本文:

----

『バクマン。』 169 ページ 「声と反響」 (週刊少年ジャンプ 2012 年 14 号)
石沢は、北見リリカの人気を底上げするために、亜豆(とサイコー)の顔に泥を塗ることが目的だった。その彼にとって もっとも望まない展開が起こっています。しかし彼の力では、もはや何も できません。
キン肉マン何世だよ! みたいな石沢の顔が痛々しい。
一方、こんなに切迫した場面なのに、「福田 3 兄弟」は鼻からラーメンを出していた。彼らの芸風は いつでもブレませんね。『DEATH NOTE』の時から変わらず、「イケメンは崩す」ことが作者の常道です。
なんだか「顔芸」が多い回でした。
聞いてらんない
サラの発言についてシュージンは、ファンとしては 大事な所
を聞いた──と言う。それは確かでしょうね──「一部のファン」については。
ただ、ファンの代弁者である──あるいは大便のようなファンに代わって質問したサラは、ファンではないと思う。おそらく、今回の騒動をきっかけにして亜豆のことを知ったばかりで、声優には無関心だったのでは?
サラは、亜豆と直接 話したことでファンになったんじゃないかな。このマンガが「声優・亜豆美保の成長を描く物語」だったら、いつかはサラが声優としてデビューする──なんて展開が見られたかも。

----

データ欄:
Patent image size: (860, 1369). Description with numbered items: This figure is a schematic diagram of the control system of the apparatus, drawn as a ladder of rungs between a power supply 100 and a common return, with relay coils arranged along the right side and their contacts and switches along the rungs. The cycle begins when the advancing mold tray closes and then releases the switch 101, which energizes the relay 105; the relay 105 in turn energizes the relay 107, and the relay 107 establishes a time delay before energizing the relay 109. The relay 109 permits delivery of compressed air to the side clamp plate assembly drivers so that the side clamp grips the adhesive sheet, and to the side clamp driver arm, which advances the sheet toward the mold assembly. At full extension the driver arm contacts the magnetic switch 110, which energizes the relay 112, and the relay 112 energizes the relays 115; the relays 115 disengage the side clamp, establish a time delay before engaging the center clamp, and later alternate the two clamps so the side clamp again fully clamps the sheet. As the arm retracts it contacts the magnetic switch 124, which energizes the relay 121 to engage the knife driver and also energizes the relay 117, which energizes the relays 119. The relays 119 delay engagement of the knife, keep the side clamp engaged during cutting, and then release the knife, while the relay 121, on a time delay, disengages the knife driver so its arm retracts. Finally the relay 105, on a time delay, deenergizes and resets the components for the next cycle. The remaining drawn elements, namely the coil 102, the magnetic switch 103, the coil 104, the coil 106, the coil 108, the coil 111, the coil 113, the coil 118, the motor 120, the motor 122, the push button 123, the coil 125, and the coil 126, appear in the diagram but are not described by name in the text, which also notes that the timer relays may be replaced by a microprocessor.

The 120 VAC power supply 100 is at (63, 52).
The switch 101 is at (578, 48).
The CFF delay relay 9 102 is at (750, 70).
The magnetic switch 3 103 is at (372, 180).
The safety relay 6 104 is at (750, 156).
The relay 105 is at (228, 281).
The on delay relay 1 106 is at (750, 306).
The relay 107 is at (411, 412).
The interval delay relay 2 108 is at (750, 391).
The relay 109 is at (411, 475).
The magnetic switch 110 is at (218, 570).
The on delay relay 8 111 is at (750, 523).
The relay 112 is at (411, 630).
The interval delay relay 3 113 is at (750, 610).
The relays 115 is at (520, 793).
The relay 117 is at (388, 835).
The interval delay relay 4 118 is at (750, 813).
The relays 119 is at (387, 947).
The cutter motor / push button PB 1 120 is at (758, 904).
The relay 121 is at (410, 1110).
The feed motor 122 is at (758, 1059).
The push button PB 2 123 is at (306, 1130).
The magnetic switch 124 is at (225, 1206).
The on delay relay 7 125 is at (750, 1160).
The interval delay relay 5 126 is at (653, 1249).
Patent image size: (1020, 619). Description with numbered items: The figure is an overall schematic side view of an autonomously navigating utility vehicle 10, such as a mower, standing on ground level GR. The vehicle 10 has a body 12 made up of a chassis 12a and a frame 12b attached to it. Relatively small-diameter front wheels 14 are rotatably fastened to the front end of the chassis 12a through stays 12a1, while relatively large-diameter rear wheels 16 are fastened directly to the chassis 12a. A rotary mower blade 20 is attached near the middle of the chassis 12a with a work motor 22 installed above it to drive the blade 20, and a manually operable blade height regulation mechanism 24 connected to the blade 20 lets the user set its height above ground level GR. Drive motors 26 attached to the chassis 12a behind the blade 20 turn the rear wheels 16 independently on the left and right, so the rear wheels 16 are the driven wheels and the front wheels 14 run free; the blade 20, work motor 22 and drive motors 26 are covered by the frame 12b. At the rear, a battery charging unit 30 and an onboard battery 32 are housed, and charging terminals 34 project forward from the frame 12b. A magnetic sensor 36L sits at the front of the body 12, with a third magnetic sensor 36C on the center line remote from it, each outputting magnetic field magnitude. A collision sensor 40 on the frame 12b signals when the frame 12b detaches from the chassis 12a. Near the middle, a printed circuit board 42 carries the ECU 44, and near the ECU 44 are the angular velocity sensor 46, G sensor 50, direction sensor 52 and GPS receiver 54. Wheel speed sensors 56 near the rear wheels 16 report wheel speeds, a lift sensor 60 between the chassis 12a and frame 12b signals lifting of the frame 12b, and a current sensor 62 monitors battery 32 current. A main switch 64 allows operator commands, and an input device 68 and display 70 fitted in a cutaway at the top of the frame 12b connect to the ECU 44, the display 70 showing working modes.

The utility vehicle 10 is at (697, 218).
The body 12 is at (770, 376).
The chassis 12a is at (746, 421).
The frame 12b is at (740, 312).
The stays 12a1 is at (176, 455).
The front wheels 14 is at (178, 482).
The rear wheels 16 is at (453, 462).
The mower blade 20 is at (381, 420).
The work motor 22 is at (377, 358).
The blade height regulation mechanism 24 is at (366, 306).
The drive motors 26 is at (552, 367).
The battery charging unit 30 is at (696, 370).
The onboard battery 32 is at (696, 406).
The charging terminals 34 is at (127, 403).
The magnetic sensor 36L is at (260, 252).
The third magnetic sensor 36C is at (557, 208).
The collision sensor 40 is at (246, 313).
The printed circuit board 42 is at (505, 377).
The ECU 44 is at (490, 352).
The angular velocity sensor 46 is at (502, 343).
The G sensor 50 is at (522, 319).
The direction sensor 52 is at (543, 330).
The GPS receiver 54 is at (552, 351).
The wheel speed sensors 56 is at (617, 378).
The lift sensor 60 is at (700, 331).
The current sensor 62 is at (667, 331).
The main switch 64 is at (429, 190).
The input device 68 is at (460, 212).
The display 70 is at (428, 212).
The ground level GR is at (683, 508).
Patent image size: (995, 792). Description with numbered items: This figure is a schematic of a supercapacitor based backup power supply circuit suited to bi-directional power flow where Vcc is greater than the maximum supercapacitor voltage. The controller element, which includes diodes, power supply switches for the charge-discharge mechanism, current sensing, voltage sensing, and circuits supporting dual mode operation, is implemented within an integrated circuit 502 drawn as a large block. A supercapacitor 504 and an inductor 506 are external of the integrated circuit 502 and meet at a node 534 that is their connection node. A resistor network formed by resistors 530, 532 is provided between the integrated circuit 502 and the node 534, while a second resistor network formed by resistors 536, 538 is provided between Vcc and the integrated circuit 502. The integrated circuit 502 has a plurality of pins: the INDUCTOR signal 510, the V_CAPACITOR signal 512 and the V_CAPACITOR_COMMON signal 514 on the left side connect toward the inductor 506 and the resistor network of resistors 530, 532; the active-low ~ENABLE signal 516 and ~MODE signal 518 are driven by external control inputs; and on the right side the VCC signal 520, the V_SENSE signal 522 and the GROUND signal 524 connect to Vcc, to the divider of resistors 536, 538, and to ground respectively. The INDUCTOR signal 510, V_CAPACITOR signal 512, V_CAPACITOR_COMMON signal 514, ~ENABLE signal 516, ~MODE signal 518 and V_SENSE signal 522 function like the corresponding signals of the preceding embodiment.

----

取り組む課題:
[a] 本文の「一方、こんなに切迫した場面なのに、「福田 3 兄弟」は鼻からラーメンを出していた。彼らの芸風は」から「を聞いた──と言う。それは確かでしょうね──「一部のファン」については。」までの部分を、「芸風」を「作風」に置き換えて書き直してください。
[b] 本文によると、切迫した場面で「福田3兄弟」は何をしていましたか。

期待される出力:
[a]
一方、こんなに切迫した場面なのに、「福田 3 兄弟」は鼻からラーメンを出していた。彼らの作風は いつでもブレませんね。『DEATH NOTE』の時から変わらず、「イケメンは崩す」ことが作者の常道です。
なんだか「顔芸」が多い回でした。
聞いてらんない
サラの発言についてシュージンは、ファンとしては 大事な所
を聞いた──と言う。それは確かでしょうね──「一部のファン」については。

[b] 鼻からラーメンを出していました。